PROBLEM DETAILS: Every line of the records below should be restated exactly.

── SUPPLIED DATA

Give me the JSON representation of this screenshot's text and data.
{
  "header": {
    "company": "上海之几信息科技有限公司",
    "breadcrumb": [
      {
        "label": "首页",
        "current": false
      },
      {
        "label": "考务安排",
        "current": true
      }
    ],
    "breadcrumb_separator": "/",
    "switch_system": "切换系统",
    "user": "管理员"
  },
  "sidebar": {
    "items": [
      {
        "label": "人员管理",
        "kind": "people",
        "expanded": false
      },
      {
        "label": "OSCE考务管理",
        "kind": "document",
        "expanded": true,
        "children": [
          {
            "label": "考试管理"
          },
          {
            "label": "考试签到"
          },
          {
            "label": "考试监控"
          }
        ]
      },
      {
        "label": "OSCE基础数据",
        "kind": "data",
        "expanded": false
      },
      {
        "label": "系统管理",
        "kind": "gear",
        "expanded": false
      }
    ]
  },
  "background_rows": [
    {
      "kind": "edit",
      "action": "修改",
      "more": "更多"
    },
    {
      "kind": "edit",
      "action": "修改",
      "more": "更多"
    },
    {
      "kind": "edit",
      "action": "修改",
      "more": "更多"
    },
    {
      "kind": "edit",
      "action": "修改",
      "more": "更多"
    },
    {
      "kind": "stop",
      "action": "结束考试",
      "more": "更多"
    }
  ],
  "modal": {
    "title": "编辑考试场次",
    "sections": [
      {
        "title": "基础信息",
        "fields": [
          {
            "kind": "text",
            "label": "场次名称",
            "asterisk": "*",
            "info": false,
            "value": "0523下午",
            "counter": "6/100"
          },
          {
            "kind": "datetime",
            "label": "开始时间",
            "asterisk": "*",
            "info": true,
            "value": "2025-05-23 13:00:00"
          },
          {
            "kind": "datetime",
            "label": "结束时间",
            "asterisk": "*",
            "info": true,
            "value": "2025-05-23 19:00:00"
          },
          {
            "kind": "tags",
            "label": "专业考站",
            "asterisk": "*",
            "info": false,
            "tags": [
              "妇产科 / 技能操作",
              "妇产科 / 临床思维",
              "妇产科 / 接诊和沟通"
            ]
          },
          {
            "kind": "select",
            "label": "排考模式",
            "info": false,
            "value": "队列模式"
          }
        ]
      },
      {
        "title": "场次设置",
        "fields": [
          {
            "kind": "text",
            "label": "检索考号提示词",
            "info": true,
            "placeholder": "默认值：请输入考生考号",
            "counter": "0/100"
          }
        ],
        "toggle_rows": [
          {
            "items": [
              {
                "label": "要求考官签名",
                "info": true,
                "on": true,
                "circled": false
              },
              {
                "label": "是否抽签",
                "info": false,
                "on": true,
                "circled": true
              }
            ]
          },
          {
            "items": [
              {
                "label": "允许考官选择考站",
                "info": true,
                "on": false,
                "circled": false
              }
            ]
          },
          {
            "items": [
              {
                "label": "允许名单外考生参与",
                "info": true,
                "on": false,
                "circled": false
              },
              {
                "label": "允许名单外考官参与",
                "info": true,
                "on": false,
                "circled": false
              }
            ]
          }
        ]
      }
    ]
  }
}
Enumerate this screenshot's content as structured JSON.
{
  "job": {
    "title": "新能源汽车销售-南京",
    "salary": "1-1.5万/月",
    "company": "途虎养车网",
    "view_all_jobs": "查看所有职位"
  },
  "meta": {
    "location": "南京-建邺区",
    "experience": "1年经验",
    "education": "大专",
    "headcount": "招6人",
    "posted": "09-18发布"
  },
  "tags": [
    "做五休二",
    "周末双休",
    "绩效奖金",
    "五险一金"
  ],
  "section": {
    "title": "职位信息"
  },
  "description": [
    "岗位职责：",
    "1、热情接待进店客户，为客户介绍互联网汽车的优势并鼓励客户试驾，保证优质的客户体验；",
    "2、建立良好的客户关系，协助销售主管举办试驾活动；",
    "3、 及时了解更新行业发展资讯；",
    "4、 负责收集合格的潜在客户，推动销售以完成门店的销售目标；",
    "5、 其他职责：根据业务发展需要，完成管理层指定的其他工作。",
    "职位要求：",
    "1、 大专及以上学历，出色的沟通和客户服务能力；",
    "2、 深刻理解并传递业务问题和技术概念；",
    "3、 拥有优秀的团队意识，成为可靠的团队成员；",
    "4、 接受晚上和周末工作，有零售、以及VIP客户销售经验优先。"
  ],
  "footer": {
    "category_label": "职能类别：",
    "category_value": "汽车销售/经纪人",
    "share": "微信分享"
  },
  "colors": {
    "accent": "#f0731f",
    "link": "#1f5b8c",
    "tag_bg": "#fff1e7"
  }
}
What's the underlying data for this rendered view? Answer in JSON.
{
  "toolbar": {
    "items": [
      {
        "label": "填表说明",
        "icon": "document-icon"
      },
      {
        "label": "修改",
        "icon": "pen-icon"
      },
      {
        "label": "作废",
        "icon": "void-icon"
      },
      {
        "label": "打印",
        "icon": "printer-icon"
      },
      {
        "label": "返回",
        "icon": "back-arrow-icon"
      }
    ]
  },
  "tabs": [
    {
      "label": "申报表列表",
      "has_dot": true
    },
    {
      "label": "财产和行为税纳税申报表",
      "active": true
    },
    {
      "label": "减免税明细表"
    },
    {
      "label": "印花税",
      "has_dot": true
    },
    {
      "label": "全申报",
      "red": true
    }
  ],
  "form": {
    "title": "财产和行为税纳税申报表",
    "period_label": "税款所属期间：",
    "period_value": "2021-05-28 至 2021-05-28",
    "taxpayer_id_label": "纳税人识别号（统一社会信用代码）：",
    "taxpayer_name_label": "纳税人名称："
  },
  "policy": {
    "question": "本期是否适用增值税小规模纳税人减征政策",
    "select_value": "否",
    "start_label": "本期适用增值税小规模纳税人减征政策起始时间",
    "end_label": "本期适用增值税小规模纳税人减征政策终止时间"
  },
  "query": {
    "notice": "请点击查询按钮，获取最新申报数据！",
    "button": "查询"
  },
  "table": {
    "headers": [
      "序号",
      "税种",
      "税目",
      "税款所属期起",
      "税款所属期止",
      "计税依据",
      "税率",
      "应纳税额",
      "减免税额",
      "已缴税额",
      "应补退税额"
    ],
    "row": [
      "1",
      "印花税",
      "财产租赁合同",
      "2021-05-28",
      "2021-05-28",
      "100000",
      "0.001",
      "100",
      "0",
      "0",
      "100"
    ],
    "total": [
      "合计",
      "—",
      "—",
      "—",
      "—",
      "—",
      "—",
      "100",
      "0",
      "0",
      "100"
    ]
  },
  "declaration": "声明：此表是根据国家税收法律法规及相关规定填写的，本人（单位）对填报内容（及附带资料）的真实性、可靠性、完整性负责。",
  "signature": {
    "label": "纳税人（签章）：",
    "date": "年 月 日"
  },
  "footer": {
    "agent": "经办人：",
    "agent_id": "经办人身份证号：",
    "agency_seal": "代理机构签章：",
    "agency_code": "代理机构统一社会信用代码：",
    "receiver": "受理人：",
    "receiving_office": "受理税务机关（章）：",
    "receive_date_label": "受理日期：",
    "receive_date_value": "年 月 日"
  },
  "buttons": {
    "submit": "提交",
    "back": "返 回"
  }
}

────

RESPONSE:
Give me the JSON representation of this screenshot's text and data.
{
  "header": {
    "company": "上海之几信息科技有限公司",
    "breadcrumb": [
      {
        "label": "首页",
        "current": false
      },
      {
        "label": "考务安排",
        "current": true
      }
    ],
    "breadcrumb_separator": "/",
    "switch_system": "切换系统",
    "user": "管理员"
  },
  "sidebar": {
    "items": [
      {
        "label": "人员管理",
        "kind": "people",
        "expanded": false
      },
      {
        "label": "OSCE考务管理",
        "kind": "document",
        "expanded": true,
        "children": [
          {
            "label": "考试管理"
          },
          {
            "label": "考试签到"
          },
          {
            "label": "考试监控"
          }
        ]
      },
      {
        "label": "OSCE基础数据",
        "kind": "data",
        "expanded": false
      },
      {
        "label": "系统管理",
        "kind": "gear",
        "expanded": false
      }
    ]
  },
  "background_rows": [
    {
      "kind": "edit",
      "action": "修改",
      "more": "更多"
    },
    {
      "kind": "edit",
      "action": "修改",
      "more": "更多"
    },
    {
      "kind": "edit",
      "action": "修改",
      "more": "更多"
    },
    {
      "kind": "edit",
      "action": "修改",
      "more": "更多"
    },
    {
      "kind": "stop",
      "action": "结束考试",
      "more": "更多"
    }
  ],
  "modal": {
    "title": "编辑考试场次",
    "sections": [
      {
        "title": "基础信息",
        "fields": [
          {
            "kind": "text",
            "label": "场次名称",
            "asterisk": "*",
            "info": false,
            "value": "0523下午",
            "counter": "6/100"
          },
          {
            "kind": "datetime",
            "label": "开始时间",
            "asterisk": "*",
            "info": true,
            "value": "2025-05-23 13:00:00"
          },
          {
            "kind": "datetime",
            "label": "结束时间",
            "asterisk": "*",
            "info": true,
            "value": "2025-05-23 19:00:00"
          },
          {
            "kind": "tags",
            "label": "专业考站",
            "asterisk": "*",
            "info": false,
            "tags": [
              "妇产科 / 技能操作",
              "妇产科 / 临床思维",
              "妇产科 / 接诊和沟通"
            ]
          },
          {
            "kind": "select",
            "label": "排考模式",
            "info": false,
            "value": "队列模式"
          }
        ]
      },
      {
        "title": "场次设置",
        "fields": [
          {
            "kind": "text",
            "label": "检索考号提示词",
            "info": true,
            "placeholder": "默认值：请输入考生考号",
            "counter": "0/100"
          }
        ],
        "toggle_rows": [
          {
            "items": [
              {
                "label": "要求考官签名",
                "info": true,
                "on": true,
                "circled": false
              },
              {
                "label": "是否抽签",
                "info": false,
                "on": true,
                "circled": true
              }
            ]
          },
          {
            "items": [
              {
                "label": "允许考官选择考站",
                "info": true,
                "on": false,
                "circled": false
              }
            ]
          },
          {
            "items": [
              {
                "label": "允许名单外考生参与",
                "info": true,
                "on": false,
                "circled": false
              },
              {
                "label": "允许名单外考官参与",
                "info": true,
                "on": false,
                "circled": false
              }
            ]
          }
        ]
      }
    ]
  }
}
Enumerate this screenshot's content as structured JSON.
{
  "job": {
    "title": "新能源汽车销售-南京",
    "salary": "1-1.5万/月",
    "company": "途虎养车网",
    "view_all_jobs": "查看所有职位"
  },
  "meta": {
    "location": "南京-建邺区",
    "experience": "1年经验",
    "education": "大专",
    "headcount": "招6人",
    "posted": "09-18发布"
  },
  "tags": [
    "做五休二",
    "周末双休",
    "绩效奖金",
    "五险一金"
  ],
  "section": {
    "title": "职位信息"
  },
  "description": [
    "岗位职责：",
    "1、热情接待进店客户，为客户介绍互联网汽车的优势并鼓励客户试驾，保证优质的客户体验；",
    "2、建立良好的客户关系，协助销售主管举办试驾活动；",
    "3、 及时了解更新行业发展资讯；",
    "4、 负责收集合格的潜在客户，推动销售以完成门店的销售目标；",
    "5、 其他职责：根据业务发展需要，完成管理层指定的其他工作。",
    "职位要求：",
    "1、 大专及以上学历，出色的沟通和客户服务能力；",
    "2、 深刻理解并传递业务问题和技术概念；",
    "3、 拥有优秀的团队意识，成为可靠的团队成员；",
    "4、 接受晚上和周末工作，有零售、以及VIP客户销售经验优先。"
  ],
  "footer": {
    "category_label": "职能类别：",
    "category_value": "汽车销售/经纪人",
    "share": "微信分享"
  },
  "colors": {
    "accent": "#f0731f",
    "link": "#1f5b8c",
    "tag_bg": "#fff1e7"
  }
}
What's the underlying data for this rendered view? Answer in JSON.
{
  "toolbar": {
    "items": [
      {
        "label": "填表说明",
        "icon": "document-icon"
      },
      {
        "label": "修改",
        "icon": "pen-icon"
      },
      {
        "label": "作废",
        "icon": "void-icon"
      },
      {
        "label": "打印",
        "icon": "printer-icon"
      },
      {
        "label": "返回",
        "icon": "back-arrow-icon"
      }
    ]
  },
  "tabs": [
    {
      "label": "申报表列表",
      "has_dot": true
    },
    {
      "label": "财产和行为税纳税申报表",
      "active": true
    },
    {
      "label": "减免税明细表"
    },
    {
      "label": "印花税",
      "has_dot": true
    },
    {
      "label": "全申报",
      "red": true
    }
  ],
  "form": {
    "title": "财产和行为税纳税申报表",
    "period_label": "税款所属期间：",
    "period_value": "2021-05-28 至 2021-05-28",
    "taxpayer_id_label": "纳税人识别号（统一社会信用代码）：",
    "taxpayer_name_label": "纳税人名称："
  },
  "policy": {
    "question": "本期是否适用增值税小规模纳税人减征政策",
    "select_value": "否",
    "start_label": "本期适用增值税小规模纳税人减征政策起始时间",
    "end_label": "本期适用增值税小规模纳税人减征政策终止时间"
  },
  "query": {
    "notice": "请点击查询按钮，获取最新申报数据！",
    "button": "查询"
  },
  "table": {
    "headers": [
      "序号",
      "税种",
      "税目",
      "税款所属期起",
      "税款所属期止",
      "计税依据",
      "税率",
      "应纳税额",
      "减免税额",
      "已缴税额",
      "应补退税额"
    ],
    "row": [
      "1",
      "印花税",
      "财产租赁合同",
      "2021-05-28",
      "2021-05-28",
      "100000",
      "0.001",
      "100",
      "0",
      "0",
      "100"
    ],
    "total": [
      "合计",
      "—",
      "—",
      "—",
      "—",
      "—",
      "—",
      "100",
      "0",
      "0",
      "100"
    ]
  },
  "declaration": "声明：此表是根据国家税收法律法规及相关规定填写的，本人（单位）对填报内容（及附带资料）的真实性、可靠性、完整性负责。",
  "signature": {
    "label": "纳税人（签章）：",
    "date": "年 月 日"
  },
  "footer": {
    "agent": "经办人：",
    "agent_id": "经办人身份证号：",
    "agency_seal": "代理机构签章：",
    "agency_code": "代理机构统一社会信用代码：",
    "receiver": "受理人：",
    "receiving_office": "受理税务机关（章）：",
    "receive_date_label": "受理日期：",
    "receive_date_value": "年 月 日"
  },
  "buttons": {
    "submit": "提交",
    "back": "返 回"
  }
}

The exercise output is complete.